Required work
Exactly as they appear, output all of the records. Skip any images.

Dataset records
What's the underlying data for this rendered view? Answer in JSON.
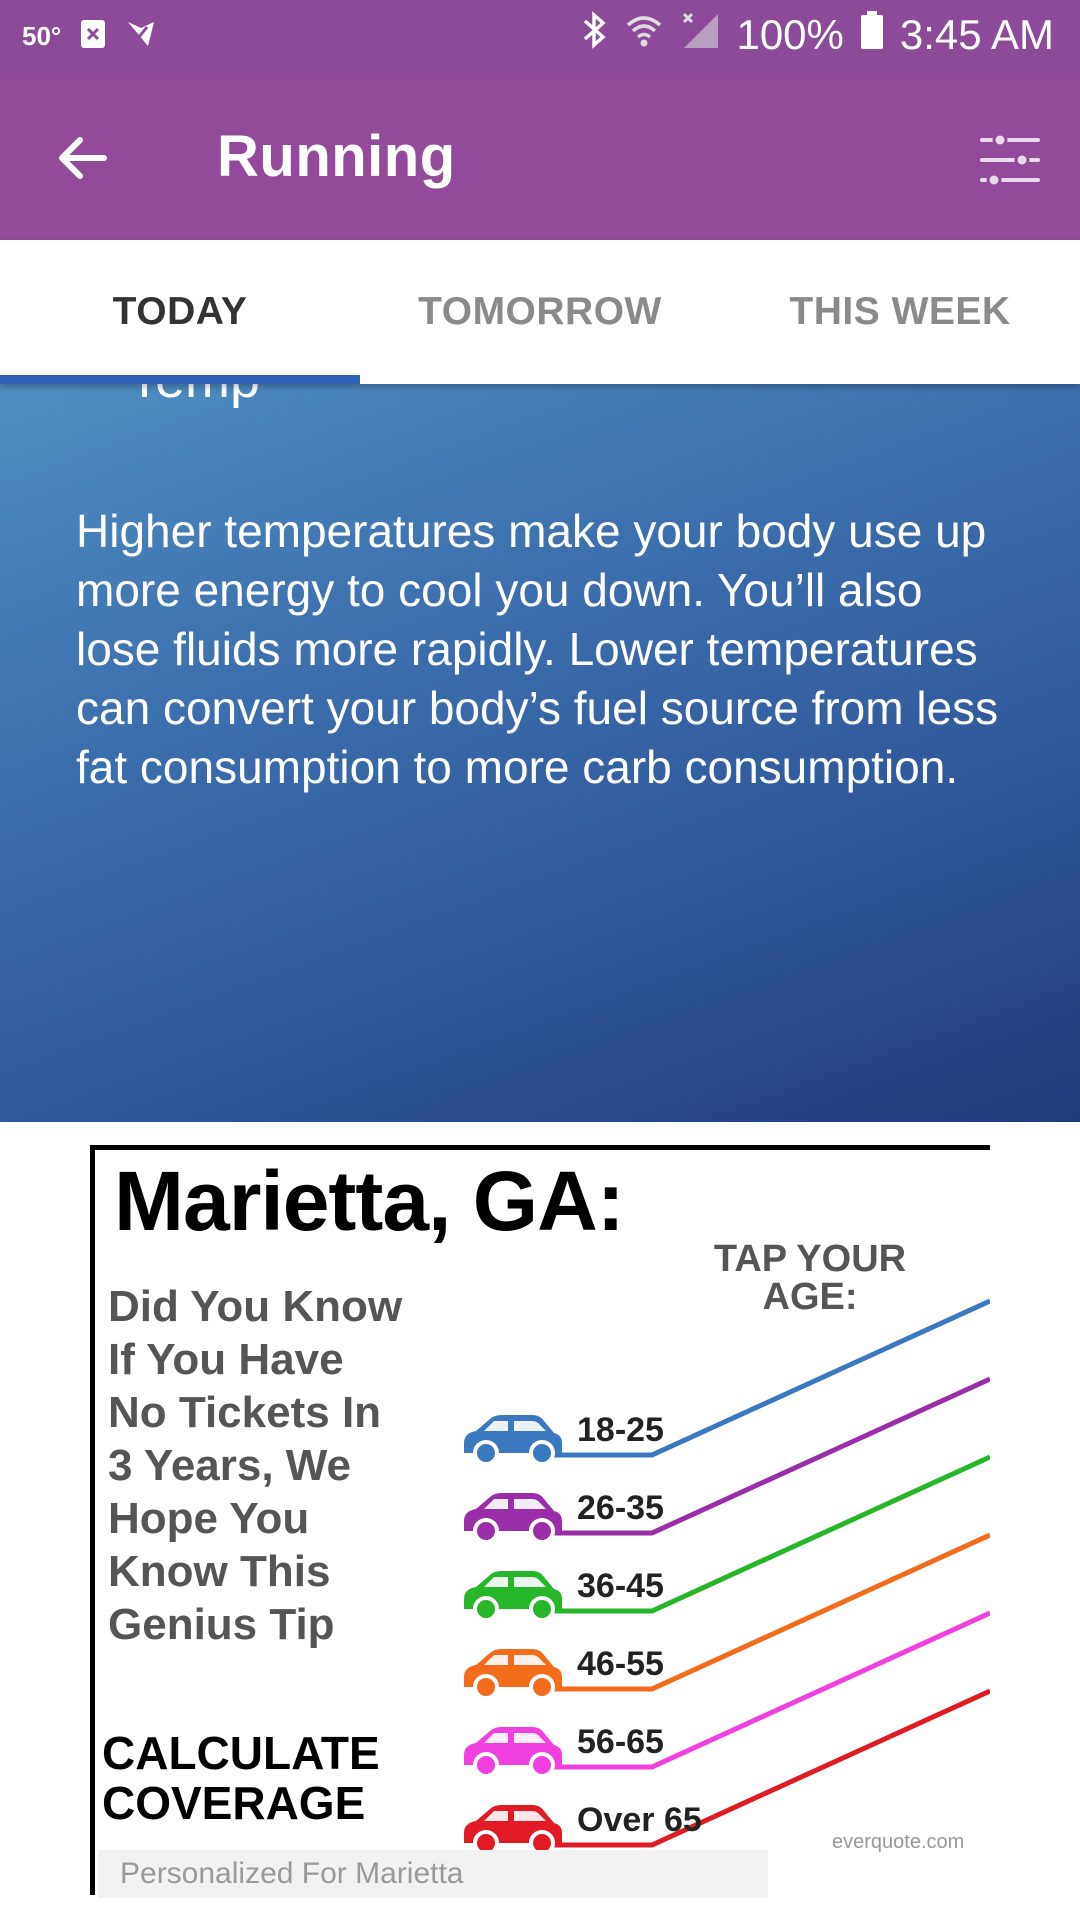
{
  "status_bar": {
    "temperature": "50°",
    "battery": "100%",
    "time": "3:45 AM"
  },
  "app_bar": {
    "title": "Running"
  },
  "tabs": [
    {
      "label": "TODAY",
      "active": true
    },
    {
      "label": "TOMORROW",
      "active": false
    },
    {
      "label": "THIS WEEK",
      "active": false
    }
  ],
  "card": {
    "heading": "Temp",
    "body": "Higher temperatures make your body use up more energy to cool you down. You’ll also lose fluids more rapidly. Lower temperatures can convert your body’s fuel source from less fat consumption to more carb consumption."
  },
  "ad": {
    "city": "Marietta, GA:",
    "tap_prompt": "TAP YOUR AGE:",
    "question_lines": [
      "Did You Know",
      "If You Have",
      "No Tickets In",
      "3 Years, We",
      "Hope You",
      "Know This",
      "Genius Tip"
    ],
    "cta_lines": [
      "CALCULATE",
      "COVERAGE"
    ],
    "source": "everquote.com",
    "footer": "Personalized For Marietta",
    "age_groups": [
      {
        "label": "18-25",
        "color": "#3a78c0"
      },
      {
        "label": "26-35",
        "color": "#9a2ea8"
      },
      {
        "label": "36-45",
        "color": "#27b52a"
      },
      {
        "label": "46-55",
        "color": "#f26c1c"
      },
      {
        "label": "56-65",
        "color": "#f040e0"
      },
      {
        "label": "Over 65",
        "color": "#e01b24"
      }
    ]
  },
  "colors": {
    "status_bar": "#8e4a9a",
    "app_bar": "#934a9b",
    "tab_indicator": "#2f62b5"
  }
}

Answer for this exercise
What's the underlying data for this rendered view? Answer in JSON.
{
  "status_bar": {
    "temperature": "50°",
    "battery": "100%",
    "time": "3:45 AM"
  },
  "app_bar": {
    "title": "Running"
  },
  "tabs": [
    {
      "label": "TODAY",
      "active": true
    },
    {
      "label": "TOMORROW",
      "active": false
    },
    {
      "label": "THIS WEEK",
      "active": false
    }
  ],
  "card": {
    "heading": "Temp",
    "body": "Higher temperatures make your body use up more energy to cool you down. You’ll also lose fluids more rapidly. Lower temperatures can convert your body’s fuel source from less fat consumption to more carb consumption."
  },
  "ad": {
    "city": "Marietta, GA:",
    "tap_prompt": "TAP YOUR AGE:",
    "question_lines": [
      "Did You Know",
      "If You Have",
      "No Tickets In",
      "3 Years, We",
      "Hope You",
      "Know This",
      "Genius Tip"
    ],
    "cta_lines": [
      "CALCULATE",
      "COVERAGE"
    ],
    "source": "everquote.com",
    "footer": "Personalized For Marietta",
    "age_groups": [
      {
        "label": "18-25",
        "color": "#3a78c0"
      },
      {
        "label": "26-35",
        "color": "#9a2ea8"
      },
      {
        "label": "36-45",
        "color": "#27b52a"
      },
      {
        "label": "46-55",
        "color": "#f26c1c"
      },
      {
        "label": "56-65",
        "color": "#f040e0"
      },
      {
        "label": "Over 65",
        "color": "#e01b24"
      }
    ]
  },
  "colors": {
    "status_bar": "#8e4a9a",
    "app_bar": "#934a9b",
    "tab_indicator": "#2f62b5"
  }
}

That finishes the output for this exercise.